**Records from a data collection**
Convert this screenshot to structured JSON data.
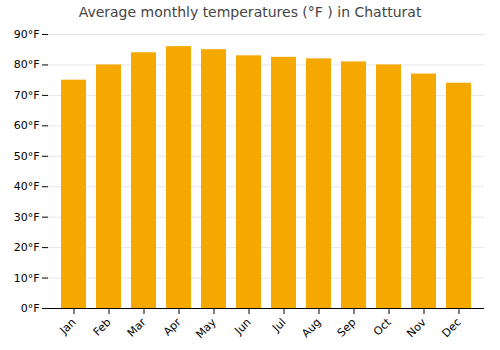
{
  "chart_data": {
    "type": "bar",
    "title": "Average monthly temperatures (°F ) in Chatturat",
    "categories": [
      "Jan",
      "Feb",
      "Mar",
      "Apr",
      "May",
      "Jun",
      "Jul",
      "Aug",
      "Sep",
      "Oct",
      "Nov",
      "Dec"
    ],
    "values": [
      75,
      80,
      84,
      86,
      85,
      83,
      82.5,
      82,
      81,
      80,
      77,
      74
    ],
    "color": "#F5A800",
    "ylim": [
      0,
      90
    ],
    "yticks": [
      {
        "value": 0,
        "label": "0°F"
      },
      {
        "value": 10,
        "label": "10°F"
      },
      {
        "value": 20,
        "label": "20°F"
      },
      {
        "value": 30,
        "label": "30°F"
      },
      {
        "value": 40,
        "label": "40°F"
      },
      {
        "value": 50,
        "label": "50°F"
      },
      {
        "value": 60,
        "label": "60°F"
      },
      {
        "value": 70,
        "label": "70°F"
      },
      {
        "value": 80,
        "label": "80°F"
      },
      {
        "value": 90,
        "label": "90°F"
      }
    ],
    "grid": true
  }
}
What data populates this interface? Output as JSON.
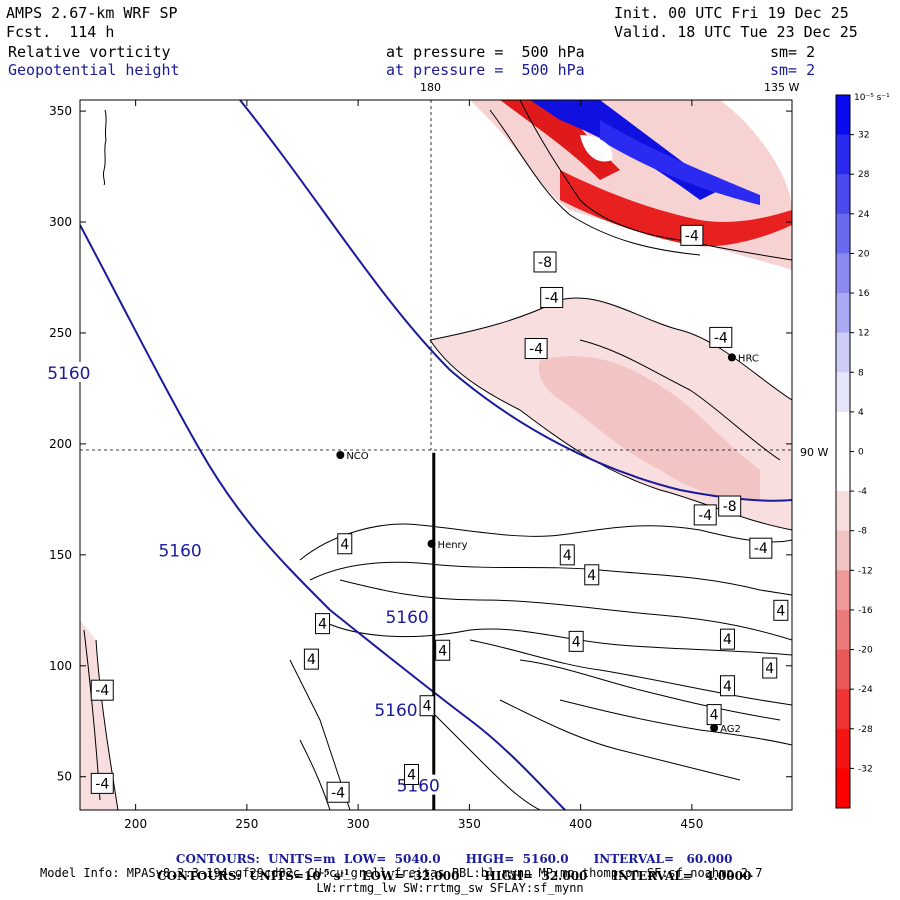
{
  "header": {
    "model": "AMPS 2.67-km WRF SP",
    "forecast": "Fcst.  114 h",
    "init": "Init. 00 UTC Fri 19 Dec 25",
    "valid": "Valid. 18 UTC Tue 23 Dec 25",
    "field1_name": "Relative vorticity",
    "field1_level": "at pressure =  500 hPa",
    "field1_smooth": "sm= 2",
    "field2_name": "Geopotential height",
    "field2_level": "at pressure =  500 hPa",
    "field2_smooth": "sm= 2"
  },
  "map_labels": {
    "meridian_180": "180",
    "meridian_135w": "135 W",
    "meridian_90w": "90 W",
    "stations": [
      {
        "name": "NCO",
        "x": 292,
        "y": 195
      },
      {
        "name": "Henry",
        "x": 333,
        "y": 155
      },
      {
        "name": "HRC",
        "x": 468,
        "y": 239
      },
      {
        "name": "AG2",
        "x": 460,
        "y": 72
      }
    ]
  },
  "chart_data": {
    "type": "contour",
    "title": "Relative vorticity and Geopotential height at 500 hPa",
    "x_range": [
      175,
      495
    ],
    "y_range": [
      35,
      355
    ],
    "x_ticks": [
      200,
      250,
      300,
      350,
      400,
      450
    ],
    "y_ticks": [
      50,
      100,
      150,
      200,
      250,
      300,
      350
    ],
    "geopotential_height": {
      "units": "m",
      "low": 5040.0,
      "high": 5160.0,
      "interval": 60.0,
      "contour_label": "5160",
      "label_positions": [
        [
          170,
          232
        ],
        [
          220,
          152
        ],
        [
          322,
          122
        ],
        [
          317,
          80
        ],
        [
          327,
          46
        ]
      ]
    },
    "relative_vorticity": {
      "units": "10^-5 s^-1",
      "low": -32.0,
      "high": 32.0,
      "interval": 4.0,
      "labels": [
        {
          "v": "4",
          "x": 294,
          "y": 155
        },
        {
          "v": "4",
          "x": 284,
          "y": 119
        },
        {
          "v": "4",
          "x": 279,
          "y": 103
        },
        {
          "v": "4",
          "x": 338,
          "y": 107
        },
        {
          "v": "4",
          "x": 331,
          "y": 82
        },
        {
          "v": "4",
          "x": 324,
          "y": 51
        },
        {
          "v": "4",
          "x": 394,
          "y": 150
        },
        {
          "v": "4",
          "x": 405,
          "y": 141
        },
        {
          "v": "4",
          "x": 398,
          "y": 111
        },
        {
          "v": "4",
          "x": 466,
          "y": 112
        },
        {
          "v": "4",
          "x": 485,
          "y": 99
        },
        {
          "v": "4",
          "x": 466,
          "y": 91
        },
        {
          "v": "4",
          "x": 460,
          "y": 78
        },
        {
          "v": "4",
          "x": 490,
          "y": 125
        },
        {
          "v": "-4",
          "x": 185,
          "y": 89
        },
        {
          "v": "-4",
          "x": 185,
          "y": 47
        },
        {
          "v": "-4",
          "x": 291,
          "y": 43
        },
        {
          "v": "-4",
          "x": 456,
          "y": 168
        },
        {
          "v": "-4",
          "x": 481,
          "y": 153
        },
        {
          "v": "-4",
          "x": 380,
          "y": 243
        },
        {
          "v": "-4",
          "x": 463,
          "y": 248
        },
        {
          "v": "-4",
          "x": 387,
          "y": 266
        },
        {
          "v": "-4",
          "x": 450,
          "y": 294
        },
        {
          "v": "-8",
          "x": 467,
          "y": 172
        },
        {
          "v": "-8",
          "x": 384,
          "y": 282
        }
      ]
    },
    "cross_section_line": {
      "x": 334,
      "y_from": 35,
      "y_to": 196
    }
  },
  "colorbar": {
    "units": "10⁻⁵ s⁻¹",
    "levels": [
      32,
      28,
      24,
      20,
      16,
      12,
      8,
      4,
      0,
      -4,
      -8,
      -12,
      -16,
      -20,
      -24,
      -28,
      -32
    ],
    "colors": [
      "#0a0aee",
      "#2a2aee",
      "#4a4aee",
      "#6a6aee",
      "#8a8af0",
      "#aaaaf4",
      "#cdcdf8",
      "#e6e6fb",
      "#ffffff",
      "#ffffff",
      "#f6dede",
      "#f2c4c4",
      "#ee9a9a",
      "#ec7a7a",
      "#ea5858",
      "#ee3434",
      "#f51414",
      "#ff0000"
    ]
  },
  "footer": {
    "line1_a": "CONTOURS:  UNITS=m  LOW=  5040.0",
    "line1_b": "HIGH=  5160.0",
    "line1_c": "INTERVAL=   60.000",
    "line2_a": "CONTOURS:  UNITS=10",
    "line2_sup": "-5",
    "line2_b": " s",
    "line2_sup2": "-1",
    "line2_c": "   LOW= -32.000",
    "line2_d": "HIGH=  32.000",
    "line2_e": "INTERVAL=   4.0000",
    "line3": "Model Info: MPASv8.2.3-194-gf29cd82c CU:cu_grell_freitas PBL:bl_mynn MP:mp_thompson SF:sf_noahmp 2.7",
    "line4": "LW:rrtmg_lw SW:rrtmg_sw SFLAY:sf_mynn"
  }
}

**Directions for this task**
Each entry must be retyped word for word, with every image omitted.

**Completed exercise**
Convert this screenshot to structured JSON data.
{
  "chart_data": {
    "type": "bar",
    "title": "Average monthly temperatures (°F ) in Chatturat",
    "categories": [
      "Jan",
      "Feb",
      "Mar",
      "Apr",
      "May",
      "Jun",
      "Jul",
      "Aug",
      "Sep",
      "Oct",
      "Nov",
      "Dec"
    ],
    "values": [
      75,
      80,
      84,
      86,
      85,
      83,
      82.5,
      82,
      81,
      80,
      77,
      74
    ],
    "color": "#F5A800",
    "ylim": [
      0,
      90
    ],
    "yticks": [
      {
        "value": 0,
        "label": "0°F"
      },
      {
        "value": 10,
        "label": "10°F"
      },
      {
        "value": 20,
        "label": "20°F"
      },
      {
        "value": 30,
        "label": "30°F"
      },
      {
        "value": 40,
        "label": "40°F"
      },
      {
        "value": 50,
        "label": "50°F"
      },
      {
        "value": 60,
        "label": "60°F"
      },
      {
        "value": 70,
        "label": "70°F"
      },
      {
        "value": 80,
        "label": "80°F"
      },
      {
        "value": 90,
        "label": "90°F"
      }
    ],
    "grid": true
  }
}
What data populates this interface? Output as JSON.
{
  "header": {
    "model": "AMPS 2.67-km WRF SP",
    "forecast": "Fcst.  114 h",
    "init": "Init. 00 UTC Fri 19 Dec 25",
    "valid": "Valid. 18 UTC Tue 23 Dec 25",
    "field1_name": "Relative vorticity",
    "field1_level": "at pressure =  500 hPa",
    "field1_smooth": "sm= 2",
    "field2_name": "Geopotential height",
    "field2_level": "at pressure =  500 hPa",
    "field2_smooth": "sm= 2"
  },
  "map_labels": {
    "meridian_180": "180",
    "meridian_135w": "135 W",
    "meridian_90w": "90 W",
    "stations": [
      {
        "name": "NCO",
        "x": 292,
        "y": 195
      },
      {
        "name": "Henry",
        "x": 333,
        "y": 155
      },
      {
        "name": "HRC",
        "x": 468,
        "y": 239
      },
      {
        "name": "AG2",
        "x": 460,
        "y": 72
      }
    ]
  },
  "chart_data": {
    "type": "contour",
    "title": "Relative vorticity and Geopotential height at 500 hPa",
    "x_range": [
      175,
      495
    ],
    "y_range": [
      35,
      355
    ],
    "x_ticks": [
      200,
      250,
      300,
      350,
      400,
      450
    ],
    "y_ticks": [
      50,
      100,
      150,
      200,
      250,
      300,
      350
    ],
    "geopotential_height": {
      "units": "m",
      "low": 5040.0,
      "high": 5160.0,
      "interval": 60.0,
      "contour_label": "5160",
      "label_positions": [
        [
          170,
          232
        ],
        [
          220,
          152
        ],
        [
          322,
          122
        ],
        [
          317,
          80
        ],
        [
          327,
          46
        ]
      ]
    },
    "relative_vorticity": {
      "units": "10^-5 s^-1",
      "low": -32.0,
      "high": 32.0,
      "interval": 4.0,
      "labels": [
        {
          "v": "4",
          "x": 294,
          "y": 155
        },
        {
          "v": "4",
          "x": 284,
          "y": 119
        },
        {
          "v": "4",
          "x": 279,
          "y": 103
        },
        {
          "v": "4",
          "x": 338,
          "y": 107
        },
        {
          "v": "4",
          "x": 331,
          "y": 82
        },
        {
          "v": "4",
          "x": 324,
          "y": 51
        },
        {
          "v": "4",
          "x": 394,
          "y": 150
        },
        {
          "v": "4",
          "x": 405,
          "y": 141
        },
        {
          "v": "4",
          "x": 398,
          "y": 111
        },
        {
          "v": "4",
          "x": 466,
          "y": 112
        },
        {
          "v": "4",
          "x": 485,
          "y": 99
        },
        {
          "v": "4",
          "x": 466,
          "y": 91
        },
        {
          "v": "4",
          "x": 460,
          "y": 78
        },
        {
          "v": "4",
          "x": 490,
          "y": 125
        },
        {
          "v": "-4",
          "x": 185,
          "y": 89
        },
        {
          "v": "-4",
          "x": 185,
          "y": 47
        },
        {
          "v": "-4",
          "x": 291,
          "y": 43
        },
        {
          "v": "-4",
          "x": 456,
          "y": 168
        },
        {
          "v": "-4",
          "x": 481,
          "y": 153
        },
        {
          "v": "-4",
          "x": 380,
          "y": 243
        },
        {
          "v": "-4",
          "x": 463,
          "y": 248
        },
        {
          "v": "-4",
          "x": 387,
          "y": 266
        },
        {
          "v": "-4",
          "x": 450,
          "y": 294
        },
        {
          "v": "-8",
          "x": 467,
          "y": 172
        },
        {
          "v": "-8",
          "x": 384,
          "y": 282
        }
      ]
    },
    "cross_section_line": {
      "x": 334,
      "y_from": 35,
      "y_to": 196
    }
  },
  "colorbar": {
    "units": "10⁻⁵ s⁻¹",
    "levels": [
      32,
      28,
      24,
      20,
      16,
      12,
      8,
      4,
      0,
      -4,
      -8,
      -12,
      -16,
      -20,
      -24,
      -28,
      -32
    ],
    "colors": [
      "#0a0aee",
      "#2a2aee",
      "#4a4aee",
      "#6a6aee",
      "#8a8af0",
      "#aaaaf4",
      "#cdcdf8",
      "#e6e6fb",
      "#ffffff",
      "#ffffff",
      "#f6dede",
      "#f2c4c4",
      "#ee9a9a",
      "#ec7a7a",
      "#ea5858",
      "#ee3434",
      "#f51414",
      "#ff0000"
    ]
  },
  "footer": {
    "line1_a": "CONTOURS:  UNITS=m  LOW=  5040.0",
    "line1_b": "HIGH=  5160.0",
    "line1_c": "INTERVAL=   60.000",
    "line2_a": "CONTOURS:  UNITS=10",
    "line2_sup": "-5",
    "line2_b": " s",
    "line2_sup2": "-1",
    "line2_c": "   LOW= -32.000",
    "line2_d": "HIGH=  32.000",
    "line2_e": "INTERVAL=   4.0000",
    "line3": "Model Info: MPASv8.2.3-194-gf29cd82c CU:cu_grell_freitas PBL:bl_mynn MP:mp_thompson SF:sf_noahmp 2.7",
    "line4": "LW:rrtmg_lw SW:rrtmg_sw SFLAY:sf_mynn"
  }
}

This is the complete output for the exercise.